## What to do
Write out the whole listing again, exactly as given.

──────────────────────────────

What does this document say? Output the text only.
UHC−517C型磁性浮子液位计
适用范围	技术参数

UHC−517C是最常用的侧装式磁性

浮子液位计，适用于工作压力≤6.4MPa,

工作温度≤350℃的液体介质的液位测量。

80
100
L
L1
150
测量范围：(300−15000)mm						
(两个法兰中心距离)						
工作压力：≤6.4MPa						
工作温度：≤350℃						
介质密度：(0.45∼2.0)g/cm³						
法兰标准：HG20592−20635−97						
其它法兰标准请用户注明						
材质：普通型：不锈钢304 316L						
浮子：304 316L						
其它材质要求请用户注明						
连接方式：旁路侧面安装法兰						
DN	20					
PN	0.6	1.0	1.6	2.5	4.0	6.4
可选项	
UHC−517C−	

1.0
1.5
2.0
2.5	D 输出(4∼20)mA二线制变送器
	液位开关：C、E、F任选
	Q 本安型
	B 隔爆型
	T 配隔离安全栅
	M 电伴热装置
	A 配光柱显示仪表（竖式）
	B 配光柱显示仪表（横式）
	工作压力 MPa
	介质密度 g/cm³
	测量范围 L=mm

──────────────────────────────

## Solution
What does this document say? Output the text only.
UHC−517C型磁性浮子液位计
适用范围	技术参数

UHC−517C是最常用的侧装式磁性

浮子液位计，适用于工作压力≤6.4MPa,

工作温度≤350℃的液体介质的液位测量。

80
100
L
L1
150
测量范围：(300−15000)mm						
(两个法兰中心距离)						
工作压力：≤6.4MPa						
工作温度：≤350℃						
介质密度：(0.45∼2.0)g/cm³						
法兰标准：HG20592−20635−97						
其它法兰标准请用户注明						
材质：普通型：不锈钢304 316L						
浮子：304 316L						
其它材质要求请用户注明						
连接方式：旁路侧面安装法兰						
DN	20					
PN	0.6	1.0	1.6	2.5	4.0	6.4
可选项	
UHC−517C−	

1.0
1.5
2.0
2.5	D 输出(4∼20)mA二线制变送器
	液位开关：C、E、F任选
	Q 本安型
	B 隔爆型
	T 配隔离安全栅
	M 电伴热装置
	A 配光柱显示仪表（竖式）
	B 配光柱显示仪表（横式）
	工作压力 MPa
	介质密度 g/cm³
	测量范围 L=mm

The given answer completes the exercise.